What is required
Only the pictures are left out: repeat the rest of the entries exactly.

[Dataset records]
---------------

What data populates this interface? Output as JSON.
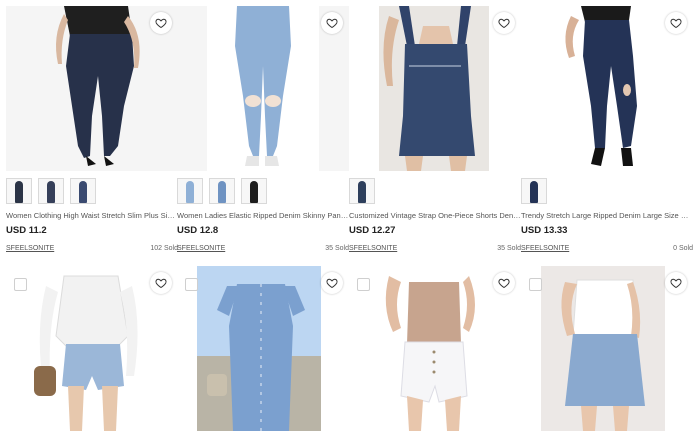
{
  "products": [
    {
      "title": "Women Clothing High Waist Stretch Slim Plus Size Jeans",
      "price": "USD 11.2",
      "seller": "SFEELSONITE",
      "sold": "102 Sold",
      "thumb_colors": [
        "#2b3446",
        "#36405a",
        "#3a4a70"
      ]
    },
    {
      "title": "Women Ladies Elastic Ripped Denim Skinny Pants Jeans",
      "price": "USD 12.8",
      "seller": "SFEELSONITE",
      "sold": "35 Sold",
      "thumb_colors": [
        "#8fb0d6",
        "#6f93c2",
        "#1d1d1d"
      ]
    },
    {
      "title": "Customized Vintage Strap One-Piece Shorts Denim Overalls",
      "price": "USD 12.27",
      "seller": "SFEELSONITE",
      "sold": "35 Sold",
      "thumb_colors": [
        "#2e3f5c"
      ]
    },
    {
      "title": "Trendy Stretch Large Ripped Denim Large Size Slim Jeans",
      "price": "USD 13.33",
      "seller": "SFEELSONITE",
      "sold": "0 Sold",
      "thumb_colors": [
        "#243356"
      ]
    },
    {
      "title": "",
      "price": "",
      "seller": "",
      "sold": "",
      "thumb_colors": []
    },
    {
      "title": "",
      "price": "",
      "seller": "",
      "sold": "",
      "thumb_colors": []
    },
    {
      "title": "",
      "price": "",
      "seller": "",
      "sold": "",
      "thumb_colors": []
    },
    {
      "title": "",
      "price": "",
      "seller": "",
      "sold": "",
      "thumb_colors": []
    }
  ],
  "colors": {
    "denim_dark": "#27314a",
    "denim_light": "#8fb0d6",
    "heart_stroke": "#333333"
  },
  "icons": {
    "favorite": "heart-icon",
    "select": "checkbox"
  }
}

---------------

Full output
What data populates this interface? Output as JSON.
{
  "products": [
    {
      "title": "Women Clothing High Waist Stretch Slim Plus Size Jeans",
      "price": "USD 11.2",
      "seller": "SFEELSONITE",
      "sold": "102 Sold",
      "thumb_colors": [
        "#2b3446",
        "#36405a",
        "#3a4a70"
      ]
    },
    {
      "title": "Women Ladies Elastic Ripped Denim Skinny Pants Jeans",
      "price": "USD 12.8",
      "seller": "SFEELSONITE",
      "sold": "35 Sold",
      "thumb_colors": [
        "#8fb0d6",
        "#6f93c2",
        "#1d1d1d"
      ]
    },
    {
      "title": "Customized Vintage Strap One-Piece Shorts Denim Overalls",
      "price": "USD 12.27",
      "seller": "SFEELSONITE",
      "sold": "35 Sold",
      "thumb_colors": [
        "#2e3f5c"
      ]
    },
    {
      "title": "Trendy Stretch Large Ripped Denim Large Size Slim Jeans",
      "price": "USD 13.33",
      "seller": "SFEELSONITE",
      "sold": "0 Sold",
      "thumb_colors": [
        "#243356"
      ]
    },
    {
      "title": "",
      "price": "",
      "seller": "",
      "sold": "",
      "thumb_colors": []
    },
    {
      "title": "",
      "price": "",
      "seller": "",
      "sold": "",
      "thumb_colors": []
    },
    {
      "title": "",
      "price": "",
      "seller": "",
      "sold": "",
      "thumb_colors": []
    },
    {
      "title": "",
      "price": "",
      "seller": "",
      "sold": "",
      "thumb_colors": []
    }
  ],
  "colors": {
    "denim_dark": "#27314a",
    "denim_light": "#8fb0d6",
    "heart_stroke": "#333333"
  },
  "icons": {
    "favorite": "heart-icon",
    "select": "checkbox"
  }
}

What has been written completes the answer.